**** Records for processing

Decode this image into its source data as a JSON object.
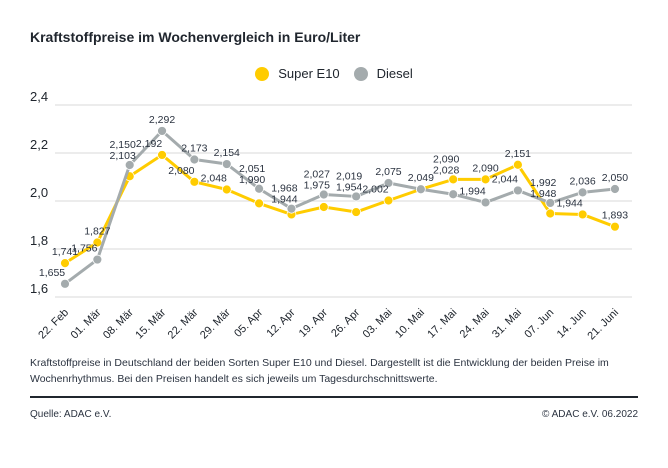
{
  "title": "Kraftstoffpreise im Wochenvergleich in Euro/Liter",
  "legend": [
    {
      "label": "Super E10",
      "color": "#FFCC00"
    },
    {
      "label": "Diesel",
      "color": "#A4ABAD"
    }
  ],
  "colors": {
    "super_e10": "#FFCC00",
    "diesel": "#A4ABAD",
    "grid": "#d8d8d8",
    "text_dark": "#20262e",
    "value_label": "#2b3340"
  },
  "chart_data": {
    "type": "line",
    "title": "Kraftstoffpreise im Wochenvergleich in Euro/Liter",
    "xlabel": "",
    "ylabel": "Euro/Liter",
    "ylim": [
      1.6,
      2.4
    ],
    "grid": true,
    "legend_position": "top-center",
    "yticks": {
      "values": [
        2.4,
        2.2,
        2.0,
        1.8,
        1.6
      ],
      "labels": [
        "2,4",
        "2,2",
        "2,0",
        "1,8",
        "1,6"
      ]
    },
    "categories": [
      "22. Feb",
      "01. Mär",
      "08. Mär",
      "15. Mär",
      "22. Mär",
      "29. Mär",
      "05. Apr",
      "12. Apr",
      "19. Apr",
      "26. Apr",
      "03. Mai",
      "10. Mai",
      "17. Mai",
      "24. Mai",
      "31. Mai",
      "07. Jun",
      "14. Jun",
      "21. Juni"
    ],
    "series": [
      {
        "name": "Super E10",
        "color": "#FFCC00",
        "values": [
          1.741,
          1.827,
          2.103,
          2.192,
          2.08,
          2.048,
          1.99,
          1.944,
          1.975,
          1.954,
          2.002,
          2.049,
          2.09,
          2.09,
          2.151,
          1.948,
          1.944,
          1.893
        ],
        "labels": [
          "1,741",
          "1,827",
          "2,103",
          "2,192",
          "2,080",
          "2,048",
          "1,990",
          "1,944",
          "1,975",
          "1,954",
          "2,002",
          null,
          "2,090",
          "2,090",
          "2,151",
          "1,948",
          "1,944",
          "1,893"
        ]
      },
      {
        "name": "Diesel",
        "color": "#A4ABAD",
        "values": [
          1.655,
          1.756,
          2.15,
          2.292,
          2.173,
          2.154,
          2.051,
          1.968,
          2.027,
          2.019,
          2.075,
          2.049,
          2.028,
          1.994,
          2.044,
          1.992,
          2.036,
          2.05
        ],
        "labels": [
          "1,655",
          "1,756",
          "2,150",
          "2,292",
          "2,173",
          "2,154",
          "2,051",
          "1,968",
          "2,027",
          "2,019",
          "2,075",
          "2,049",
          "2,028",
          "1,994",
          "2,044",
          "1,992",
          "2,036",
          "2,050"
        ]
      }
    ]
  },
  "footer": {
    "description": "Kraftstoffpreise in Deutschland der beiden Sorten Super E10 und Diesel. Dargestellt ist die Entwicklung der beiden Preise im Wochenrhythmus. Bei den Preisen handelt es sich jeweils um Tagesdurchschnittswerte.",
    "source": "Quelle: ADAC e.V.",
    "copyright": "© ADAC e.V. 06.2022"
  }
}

********

**Aim of the task:** Tally the lines holding the string "Liter" and give only the count.

**The result:** 3